** start of RECORD SET **
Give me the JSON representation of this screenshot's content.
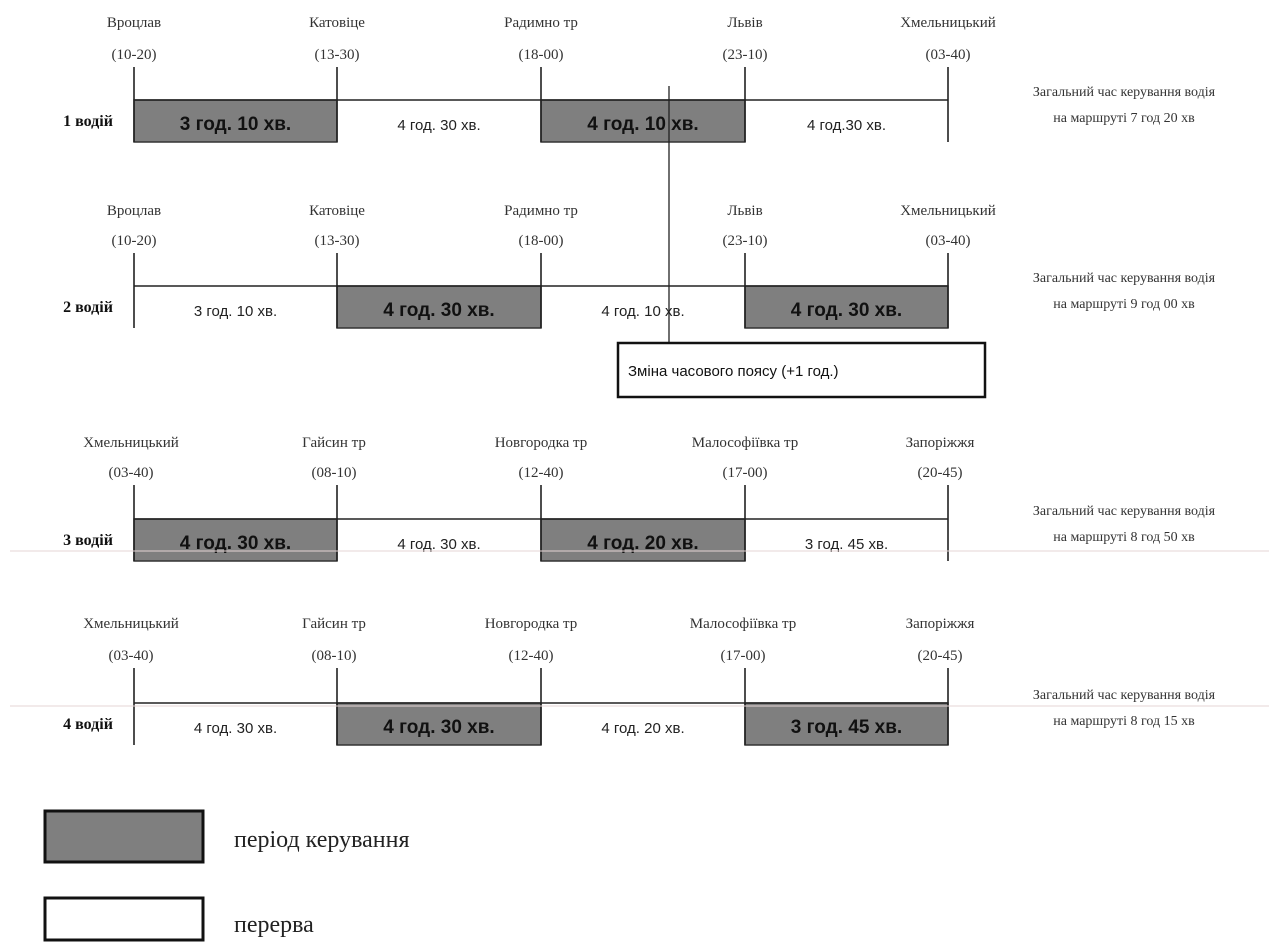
{
  "rows": [
    {
      "driver": "1 водій",
      "stops": [
        {
          "name": "Вроцлав",
          "time": "(10-20)"
        },
        {
          "name": "Катовіце",
          "time": "(13-30)"
        },
        {
          "name": "Радимно тр",
          "time": "(18-00)"
        },
        {
          "name": "Львів",
          "time": "(23-10)"
        },
        {
          "name": "Хмельницький",
          "time": "(03-40)"
        }
      ],
      "segments": [
        {
          "label": "3 год. 10 хв.",
          "kind": "drive"
        },
        {
          "label": "4 год. 30 хв.",
          "kind": "break"
        },
        {
          "label": "4 год. 10 хв.",
          "kind": "drive"
        },
        {
          "label": "4 год.30 хв.",
          "kind": "break"
        }
      ],
      "total": [
        "Загальний час керування водія",
        "на маршруті 7 год 20 хв"
      ]
    },
    {
      "driver": "2 водій",
      "stops": [
        {
          "name": "Вроцлав",
          "time": "(10-20)"
        },
        {
          "name": "Катовіце",
          "time": "(13-30)"
        },
        {
          "name": "Радимно тр",
          "time": "(18-00)"
        },
        {
          "name": "Львів",
          "time": "(23-10)"
        },
        {
          "name": "Хмельницький",
          "time": "(03-40)"
        }
      ],
      "segments": [
        {
          "label": "3 год. 10 хв.",
          "kind": "break"
        },
        {
          "label": "4 год. 30 хв.",
          "kind": "drive"
        },
        {
          "label": "4 год. 10 хв.",
          "kind": "break"
        },
        {
          "label": "4 год. 30 хв.",
          "kind": "drive"
        }
      ],
      "total": [
        "Загальний час керування водія",
        "на маршруті 9 год 00 хв"
      ]
    },
    {
      "driver": "3 водій",
      "stops": [
        {
          "name": "Хмельницький",
          "time": "(03-40)"
        },
        {
          "name": "Гайсин тр",
          "time": "(08-10)"
        },
        {
          "name": "Новгородка тр",
          "time": "(12-40)"
        },
        {
          "name": "Малософіївка тр",
          "time": "(17-00)"
        },
        {
          "name": "Запоріжжя",
          "time": "(20-45)"
        }
      ],
      "segments": [
        {
          "label": "4 год. 30 хв.",
          "kind": "drive"
        },
        {
          "label": "4 год. 30 хв.",
          "kind": "break"
        },
        {
          "label": "4 год. 20 хв.",
          "kind": "drive"
        },
        {
          "label": "3 год. 45 хв.",
          "kind": "break"
        }
      ],
      "total": [
        "Загальний час керування водія",
        "на маршруті 8 год 50 хв"
      ]
    },
    {
      "driver": "4 водій",
      "stops": [
        {
          "name": "Хмельницький",
          "time": "(03-40)"
        },
        {
          "name": "Гайсин тр",
          "time": "(08-10)"
        },
        {
          "name": "Новгородка тр",
          "time": "(12-40)"
        },
        {
          "name": "Малософіївка тр",
          "time": "(17-00)"
        },
        {
          "name": "Запоріжжя",
          "time": "(20-45)"
        }
      ],
      "segments": [
        {
          "label": "4 год. 30 хв.",
          "kind": "break"
        },
        {
          "label": "4 год. 30 хв.",
          "kind": "drive"
        },
        {
          "label": "4 год. 20 хв.",
          "kind": "break"
        },
        {
          "label": "3 год. 45 хв.",
          "kind": "drive"
        }
      ],
      "total": [
        "Загальний час керування водія",
        "на маршруті 8 год 15 хв"
      ]
    }
  ],
  "timezone_note": "Зміна часового поясу (+1 год.)",
  "legend": [
    {
      "label": "період керування",
      "kind": "drive"
    },
    {
      "label": "перерва",
      "kind": "break"
    }
  ],
  "colors": {
    "drive_fill": "#7f7f7f",
    "break_fill": "#ffffff",
    "line": "#222222"
  }
}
** end of RECORD SET **
Quote every line of the records above exactly; no picture is to be copied.

RESULT:
Give me the JSON representation of this screenshot's content.
{
  "rows": [
    {
      "driver": "1 водій",
      "stops": [
        {
          "name": "Вроцлав",
          "time": "(10-20)"
        },
        {
          "name": "Катовіце",
          "time": "(13-30)"
        },
        {
          "name": "Радимно тр",
          "time": "(18-00)"
        },
        {
          "name": "Львів",
          "time": "(23-10)"
        },
        {
          "name": "Хмельницький",
          "time": "(03-40)"
        }
      ],
      "segments": [
        {
          "label": "3 год. 10 хв.",
          "kind": "drive"
        },
        {
          "label": "4 год. 30 хв.",
          "kind": "break"
        },
        {
          "label": "4 год. 10 хв.",
          "kind": "drive"
        },
        {
          "label": "4 год.30 хв.",
          "kind": "break"
        }
      ],
      "total": [
        "Загальний час керування водія",
        "на маршруті 7 год 20 хв"
      ]
    },
    {
      "driver": "2 водій",
      "stops": [
        {
          "name": "Вроцлав",
          "time": "(10-20)"
        },
        {
          "name": "Катовіце",
          "time": "(13-30)"
        },
        {
          "name": "Радимно тр",
          "time": "(18-00)"
        },
        {
          "name": "Львів",
          "time": "(23-10)"
        },
        {
          "name": "Хмельницький",
          "time": "(03-40)"
        }
      ],
      "segments": [
        {
          "label": "3 год. 10 хв.",
          "kind": "break"
        },
        {
          "label": "4 год. 30 хв.",
          "kind": "drive"
        },
        {
          "label": "4 год. 10 хв.",
          "kind": "break"
        },
        {
          "label": "4 год. 30 хв.",
          "kind": "drive"
        }
      ],
      "total": [
        "Загальний час керування водія",
        "на маршруті 9 год 00 хв"
      ]
    },
    {
      "driver": "3 водій",
      "stops": [
        {
          "name": "Хмельницький",
          "time": "(03-40)"
        },
        {
          "name": "Гайсин тр",
          "time": "(08-10)"
        },
        {
          "name": "Новгородка тр",
          "time": "(12-40)"
        },
        {
          "name": "Малософіївка тр",
          "time": "(17-00)"
        },
        {
          "name": "Запоріжжя",
          "time": "(20-45)"
        }
      ],
      "segments": [
        {
          "label": "4 год. 30 хв.",
          "kind": "drive"
        },
        {
          "label": "4 год. 30 хв.",
          "kind": "break"
        },
        {
          "label": "4 год. 20 хв.",
          "kind": "drive"
        },
        {
          "label": "3 год. 45 хв.",
          "kind": "break"
        }
      ],
      "total": [
        "Загальний час керування водія",
        "на маршруті 8 год 50 хв"
      ]
    },
    {
      "driver": "4 водій",
      "stops": [
        {
          "name": "Хмельницький",
          "time": "(03-40)"
        },
        {
          "name": "Гайсин тр",
          "time": "(08-10)"
        },
        {
          "name": "Новгородка тр",
          "time": "(12-40)"
        },
        {
          "name": "Малософіївка тр",
          "time": "(17-00)"
        },
        {
          "name": "Запоріжжя",
          "time": "(20-45)"
        }
      ],
      "segments": [
        {
          "label": "4 год. 30 хв.",
          "kind": "break"
        },
        {
          "label": "4 год. 30 хв.",
          "kind": "drive"
        },
        {
          "label": "4 год. 20 хв.",
          "kind": "break"
        },
        {
          "label": "3 год. 45 хв.",
          "kind": "drive"
        }
      ],
      "total": [
        "Загальний час керування водія",
        "на маршруті 8 год 15 хв"
      ]
    }
  ],
  "timezone_note": "Зміна часового поясу (+1 год.)",
  "legend": [
    {
      "label": "період керування",
      "kind": "drive"
    },
    {
      "label": "перерва",
      "kind": "break"
    }
  ],
  "colors": {
    "drive_fill": "#7f7f7f",
    "break_fill": "#ffffff",
    "line": "#222222"
  }
}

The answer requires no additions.